--- WRITTEN INSTRUCTION ---
Repeat the material exactly, leaving nothing out.

[A block of data]
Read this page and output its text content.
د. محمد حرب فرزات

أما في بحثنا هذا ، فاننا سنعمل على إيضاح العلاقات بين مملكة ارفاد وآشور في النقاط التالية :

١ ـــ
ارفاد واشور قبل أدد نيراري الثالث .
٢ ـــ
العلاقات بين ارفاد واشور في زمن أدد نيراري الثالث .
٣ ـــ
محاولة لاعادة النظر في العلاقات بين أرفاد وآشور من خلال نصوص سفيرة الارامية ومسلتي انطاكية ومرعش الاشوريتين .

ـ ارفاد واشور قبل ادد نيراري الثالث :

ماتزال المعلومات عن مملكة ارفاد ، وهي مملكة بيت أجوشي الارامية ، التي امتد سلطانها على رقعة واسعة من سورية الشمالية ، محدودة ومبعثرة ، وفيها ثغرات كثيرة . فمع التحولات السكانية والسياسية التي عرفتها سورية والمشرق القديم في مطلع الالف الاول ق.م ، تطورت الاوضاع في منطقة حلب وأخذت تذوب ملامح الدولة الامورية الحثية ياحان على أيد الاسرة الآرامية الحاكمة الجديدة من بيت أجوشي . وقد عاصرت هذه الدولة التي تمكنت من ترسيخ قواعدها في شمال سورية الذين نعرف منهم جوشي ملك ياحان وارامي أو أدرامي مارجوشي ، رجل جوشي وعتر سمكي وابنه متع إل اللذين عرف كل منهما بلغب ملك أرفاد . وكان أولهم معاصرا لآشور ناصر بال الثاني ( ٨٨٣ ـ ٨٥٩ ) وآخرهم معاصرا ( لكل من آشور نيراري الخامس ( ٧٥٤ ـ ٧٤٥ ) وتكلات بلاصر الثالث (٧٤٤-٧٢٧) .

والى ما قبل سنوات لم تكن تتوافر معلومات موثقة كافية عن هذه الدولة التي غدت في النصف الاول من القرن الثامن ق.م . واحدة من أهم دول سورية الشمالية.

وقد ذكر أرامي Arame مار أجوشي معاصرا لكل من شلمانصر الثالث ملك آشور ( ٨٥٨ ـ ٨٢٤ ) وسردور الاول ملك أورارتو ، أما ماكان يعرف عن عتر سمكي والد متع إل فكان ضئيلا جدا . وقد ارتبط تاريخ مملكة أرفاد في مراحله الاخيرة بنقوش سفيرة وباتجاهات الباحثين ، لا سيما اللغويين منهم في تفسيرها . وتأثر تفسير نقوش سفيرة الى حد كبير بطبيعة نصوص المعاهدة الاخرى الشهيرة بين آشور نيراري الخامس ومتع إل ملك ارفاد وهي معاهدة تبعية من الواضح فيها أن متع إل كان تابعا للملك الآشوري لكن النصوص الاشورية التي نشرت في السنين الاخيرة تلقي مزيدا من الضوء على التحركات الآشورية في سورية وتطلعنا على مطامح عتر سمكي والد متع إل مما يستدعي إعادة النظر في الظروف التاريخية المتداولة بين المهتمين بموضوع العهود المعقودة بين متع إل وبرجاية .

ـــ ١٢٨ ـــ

--- ANSWER FOR THE TASK ---
Read this page and output its text content.
د. محمد حرب فرزات

أما في بحثنا هذا ، فاننا سنعمل على إيضاح العلاقات بين مملكة ارفاد وآشور في النقاط التالية :

١ ـــ
ارفاد واشور قبل أدد نيراري الثالث .
٢ ـــ
العلاقات بين ارفاد واشور في زمن أدد نيراري الثالث .
٣ ـــ
محاولة لاعادة النظر في العلاقات بين أرفاد وآشور من خلال نصوص سفيرة الارامية ومسلتي انطاكية ومرعش الاشوريتين .

ـ ارفاد واشور قبل ادد نيراري الثالث :

ماتزال المعلومات عن مملكة ارفاد ، وهي مملكة بيت أجوشي الارامية ، التي امتد سلطانها على رقعة واسعة من سورية الشمالية ، محدودة ومبعثرة ، وفيها ثغرات كثيرة . فمع التحولات السكانية والسياسية التي عرفتها سورية والمشرق القديم في مطلع الالف الاول ق.م ، تطورت الاوضاع في منطقة حلب وأخذت تذوب ملامح الدولة الامورية الحثية ياحان على أيد الاسرة الآرامية الحاكمة الجديدة من بيت أجوشي . وقد عاصرت هذه الدولة التي تمكنت من ترسيخ قواعدها في شمال سورية الذين نعرف منهم جوشي ملك ياحان وارامي أو أدرامي مارجوشي ، رجل جوشي وعتر سمكي وابنه متع إل اللذين عرف كل منهما بلغب ملك أرفاد . وكان أولهم معاصرا لآشور ناصر بال الثاني ( ٨٨٣ ـ ٨٥٩ ) وآخرهم معاصرا ( لكل من آشور نيراري الخامس ( ٧٥٤ ـ ٧٤٥ ) وتكلات بلاصر الثالث (٧٤٤-٧٢٧) .

والى ما قبل سنوات لم تكن تتوافر معلومات موثقة كافية عن هذه الدولة التي غدت في النصف الاول من القرن الثامن ق.م . واحدة من أهم دول سورية الشمالية.

وقد ذكر أرامي Arame مار أجوشي معاصرا لكل من شلمانصر الثالث ملك آشور ( ٨٥٨ ـ ٨٢٤ ) وسردور الاول ملك أورارتو ، أما ماكان يعرف عن عتر سمكي والد متع إل فكان ضئيلا جدا . وقد ارتبط تاريخ مملكة أرفاد في مراحله الاخيرة بنقوش سفيرة وباتجاهات الباحثين ، لا سيما اللغويين منهم في تفسيرها . وتأثر تفسير نقوش سفيرة الى حد كبير بطبيعة نصوص المعاهدة الاخرى الشهيرة بين آشور نيراري الخامس ومتع إل ملك ارفاد وهي معاهدة تبعية من الواضح فيها أن متع إل كان تابعا للملك الآشوري لكن النصوص الاشورية التي نشرت في السنين الاخيرة تلقي مزيدا من الضوء على التحركات الآشورية في سورية وتطلعنا على مطامح عتر سمكي والد متع إل مما يستدعي إعادة النظر في الظروف التاريخية المتداولة بين المهتمين بموضوع العهود المعقودة بين متع إل وبرجاية .

ـــ ١٢٨ ـــ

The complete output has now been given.